Task statement:
Please convert these lines into a numbered list, covering all the records and leaving out any blank lines.

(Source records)
--- Begin ---
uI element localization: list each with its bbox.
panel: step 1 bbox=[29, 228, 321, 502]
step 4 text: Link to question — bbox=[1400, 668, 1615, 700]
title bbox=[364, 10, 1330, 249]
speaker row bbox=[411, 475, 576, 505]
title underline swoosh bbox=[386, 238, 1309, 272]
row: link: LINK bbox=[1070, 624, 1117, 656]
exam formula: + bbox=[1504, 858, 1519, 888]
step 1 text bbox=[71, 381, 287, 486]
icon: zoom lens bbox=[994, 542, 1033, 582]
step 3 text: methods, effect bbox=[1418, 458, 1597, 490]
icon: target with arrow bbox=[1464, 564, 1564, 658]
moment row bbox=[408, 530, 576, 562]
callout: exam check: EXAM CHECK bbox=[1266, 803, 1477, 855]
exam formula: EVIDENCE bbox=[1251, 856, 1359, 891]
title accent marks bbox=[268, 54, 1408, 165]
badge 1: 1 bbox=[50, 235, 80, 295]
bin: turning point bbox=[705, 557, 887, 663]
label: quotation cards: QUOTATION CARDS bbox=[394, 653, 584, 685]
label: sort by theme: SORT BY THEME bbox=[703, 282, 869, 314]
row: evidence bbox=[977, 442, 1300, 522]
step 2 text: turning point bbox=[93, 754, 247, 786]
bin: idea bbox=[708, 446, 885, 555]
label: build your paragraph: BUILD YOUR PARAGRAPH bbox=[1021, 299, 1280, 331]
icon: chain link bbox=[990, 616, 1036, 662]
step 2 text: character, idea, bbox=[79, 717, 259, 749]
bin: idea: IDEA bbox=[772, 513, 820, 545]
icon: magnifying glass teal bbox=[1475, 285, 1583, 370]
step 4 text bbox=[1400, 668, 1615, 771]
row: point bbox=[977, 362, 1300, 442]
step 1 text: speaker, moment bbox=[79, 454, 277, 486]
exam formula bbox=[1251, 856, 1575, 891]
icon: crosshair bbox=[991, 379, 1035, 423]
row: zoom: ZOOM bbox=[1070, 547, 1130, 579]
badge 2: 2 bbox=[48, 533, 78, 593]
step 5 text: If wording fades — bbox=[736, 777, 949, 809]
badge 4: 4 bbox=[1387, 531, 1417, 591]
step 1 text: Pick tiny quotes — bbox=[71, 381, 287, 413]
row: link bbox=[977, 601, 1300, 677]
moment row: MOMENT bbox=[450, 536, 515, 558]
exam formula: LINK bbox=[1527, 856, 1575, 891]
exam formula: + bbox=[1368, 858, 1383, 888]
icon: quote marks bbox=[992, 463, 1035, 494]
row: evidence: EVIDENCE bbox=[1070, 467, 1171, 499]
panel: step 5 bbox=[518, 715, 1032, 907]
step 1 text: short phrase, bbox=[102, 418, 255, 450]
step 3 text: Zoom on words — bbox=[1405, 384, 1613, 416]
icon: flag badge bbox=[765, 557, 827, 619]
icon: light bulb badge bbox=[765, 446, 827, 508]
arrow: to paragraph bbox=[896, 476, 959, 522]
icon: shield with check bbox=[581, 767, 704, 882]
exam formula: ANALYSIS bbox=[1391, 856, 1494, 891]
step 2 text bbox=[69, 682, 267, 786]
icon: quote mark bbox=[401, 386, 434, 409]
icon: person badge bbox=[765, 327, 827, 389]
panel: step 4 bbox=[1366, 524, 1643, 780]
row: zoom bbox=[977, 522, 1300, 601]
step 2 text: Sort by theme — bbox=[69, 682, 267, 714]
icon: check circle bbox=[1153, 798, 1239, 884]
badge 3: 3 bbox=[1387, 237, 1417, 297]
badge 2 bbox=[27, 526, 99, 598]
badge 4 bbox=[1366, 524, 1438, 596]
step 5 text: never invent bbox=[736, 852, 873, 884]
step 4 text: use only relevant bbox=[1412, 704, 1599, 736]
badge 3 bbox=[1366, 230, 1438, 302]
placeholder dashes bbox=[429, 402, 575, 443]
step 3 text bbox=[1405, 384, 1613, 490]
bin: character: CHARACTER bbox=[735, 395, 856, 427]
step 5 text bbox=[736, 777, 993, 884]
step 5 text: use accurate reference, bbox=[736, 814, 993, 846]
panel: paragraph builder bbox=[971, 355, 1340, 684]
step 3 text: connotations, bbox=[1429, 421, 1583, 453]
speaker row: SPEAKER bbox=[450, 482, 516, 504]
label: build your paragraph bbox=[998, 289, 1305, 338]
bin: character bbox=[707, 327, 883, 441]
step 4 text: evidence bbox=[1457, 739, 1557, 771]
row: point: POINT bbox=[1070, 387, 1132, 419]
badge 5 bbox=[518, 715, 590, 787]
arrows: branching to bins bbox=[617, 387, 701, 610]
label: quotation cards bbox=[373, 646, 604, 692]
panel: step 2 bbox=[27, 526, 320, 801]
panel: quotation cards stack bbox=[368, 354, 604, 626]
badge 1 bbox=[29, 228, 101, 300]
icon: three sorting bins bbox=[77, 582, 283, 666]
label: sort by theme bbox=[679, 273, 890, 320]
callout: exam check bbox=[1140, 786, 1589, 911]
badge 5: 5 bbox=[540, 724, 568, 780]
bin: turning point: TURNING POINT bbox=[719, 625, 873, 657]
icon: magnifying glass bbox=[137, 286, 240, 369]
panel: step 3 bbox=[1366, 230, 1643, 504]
--- End ---
The result:
1. uI element localization: list each with its bbox.
2. panel: step 1 bbox=[29, 228, 321, 502]
3. step 4 text: Link to question — bbox=[1400, 668, 1615, 700]
4. title bbox=[364, 10, 1330, 249]
5. speaker row bbox=[411, 475, 576, 505]
6. title underline swoosh bbox=[386, 238, 1309, 272]
7. row: link: LINK bbox=[1070, 624, 1117, 656]
8. exam formula: + bbox=[1504, 858, 1519, 888]
9. step 1 text bbox=[71, 381, 287, 486]
10. icon: zoom lens bbox=[994, 542, 1033, 582]
11. step 3 text: methods, effect bbox=[1418, 458, 1597, 490]
12. icon: target with arrow bbox=[1464, 564, 1564, 658]
13. moment row bbox=[408, 530, 576, 562]
14. callout: exam check: EXAM CHECK bbox=[1266, 803, 1477, 855]
15. exam formula: EVIDENCE bbox=[1251, 856, 1359, 891]
16. title accent marks bbox=[268, 54, 1408, 165]
17. badge 1: 1 bbox=[50, 235, 80, 295]
18. bin: turning point bbox=[705, 557, 887, 663]
19. label: quotation cards: QUOTATION CARDS bbox=[394, 653, 584, 685]
20. label: sort by theme: SORT BY THEME bbox=[703, 282, 869, 314]
21. row: evidence bbox=[977, 442, 1300, 522]
22. step 2 text: turning point bbox=[93, 754, 247, 786]
23. bin: idea bbox=[708, 446, 885, 555]
24. label: build your paragraph: BUILD YOUR PARAGRAPH bbox=[1021, 299, 1280, 331]
25. icon: chain link bbox=[990, 616, 1036, 662]
26. step 2 text: character, idea, bbox=[79, 717, 259, 749]
27. bin: idea: IDEA bbox=[772, 513, 820, 545]
28. icon: magnifying glass teal bbox=[1475, 285, 1583, 370]
29. step 4 text bbox=[1400, 668, 1615, 771]
30. row: point bbox=[977, 362, 1300, 442]
31. step 1 text: speaker, moment bbox=[79, 454, 277, 486]
32. exam formula bbox=[1251, 856, 1575, 891]
33. icon: crosshair bbox=[991, 379, 1035, 423]
34. row: zoom: ZOOM bbox=[1070, 547, 1130, 579]
35. badge 2: 2 bbox=[48, 533, 78, 593]
36. step 5 text: If wording fades — bbox=[736, 777, 949, 809]
37. badge 4: 4 bbox=[1387, 531, 1417, 591]
38. step 1 text: Pick tiny quotes — bbox=[71, 381, 287, 413]
39. row: link bbox=[977, 601, 1300, 677]
40. moment row: MOMENT bbox=[450, 536, 515, 558]
41. exam formula: LINK bbox=[1527, 856, 1575, 891]
42. exam formula: + bbox=[1368, 858, 1383, 888]
43. icon: quote marks bbox=[992, 463, 1035, 494]
44. row: evidence: EVIDENCE bbox=[1070, 467, 1171, 499]
45. panel: step 5 bbox=[518, 715, 1032, 907]
46. step 1 text: short phrase, bbox=[102, 418, 255, 450]
47. step 3 text: Zoom on words — bbox=[1405, 384, 1613, 416]
48. icon: flag badge bbox=[765, 557, 827, 619]
49. icon: light bulb badge bbox=[765, 446, 827, 508]
50. arrow: to paragraph bbox=[896, 476, 959, 522]
51. icon: shield with check bbox=[581, 767, 704, 882]
52. exam formula: ANALYSIS bbox=[1391, 856, 1494, 891]
53. step 2 text bbox=[69, 682, 267, 786]
54. icon: quote mark bbox=[401, 386, 434, 409]
55. icon: person badge bbox=[765, 327, 827, 389]
56. panel: step 4 bbox=[1366, 524, 1643, 780]
57. row: zoom bbox=[977, 522, 1300, 601]
58. step 2 text: Sort by theme — bbox=[69, 682, 267, 714]
59. icon: check circle bbox=[1153, 798, 1239, 884]
60. badge 3: 3 bbox=[1387, 237, 1417, 297]
61. badge 2 bbox=[27, 526, 99, 598]
62. badge 4 bbox=[1366, 524, 1438, 596]
63. step 5 text: never invent bbox=[736, 852, 873, 884]
64. step 4 text: use only relevant bbox=[1412, 704, 1599, 736]
65. badge 3 bbox=[1366, 230, 1438, 302]
66. placeholder dashes bbox=[429, 402, 575, 443]
67. step 3 text bbox=[1405, 384, 1613, 490]
68. bin: character: CHARACTER bbox=[735, 395, 856, 427]
69. step 5 text bbox=[736, 777, 993, 884]
70. step 5 text: use accurate reference, bbox=[736, 814, 993, 846]
71. panel: paragraph builder bbox=[971, 355, 1340, 684]
72. step 3 text: connotations, bbox=[1429, 421, 1583, 453]
73. speaker row: SPEAKER bbox=[450, 482, 516, 504]
74. label: build your paragraph bbox=[998, 289, 1305, 338]
75. bin: character bbox=[707, 327, 883, 441]
76. step 4 text: evidence bbox=[1457, 739, 1557, 771]
77. row: point: POINT bbox=[1070, 387, 1132, 419]
78. badge 5 bbox=[518, 715, 590, 787]
79. arrows: branching to bins bbox=[617, 387, 701, 610]
80. label: quotation cards bbox=[373, 646, 604, 692]
81. panel: step 2 bbox=[27, 526, 320, 801]
82. panel: quotation cards stack bbox=[368, 354, 604, 626]
83. badge 1 bbox=[29, 228, 101, 300]
84. icon: three sorting bins bbox=[77, 582, 283, 666]
85. label: sort by theme bbox=[679, 273, 890, 320]
86. callout: exam check bbox=[1140, 786, 1589, 911]
87. badge 5: 5 bbox=[540, 724, 568, 780]
88. bin: turning point: TURNING POINT bbox=[719, 625, 873, 657]
89. icon: magnifying glass bbox=[137, 286, 240, 369]
90. panel: step 3 bbox=[1366, 230, 1643, 504]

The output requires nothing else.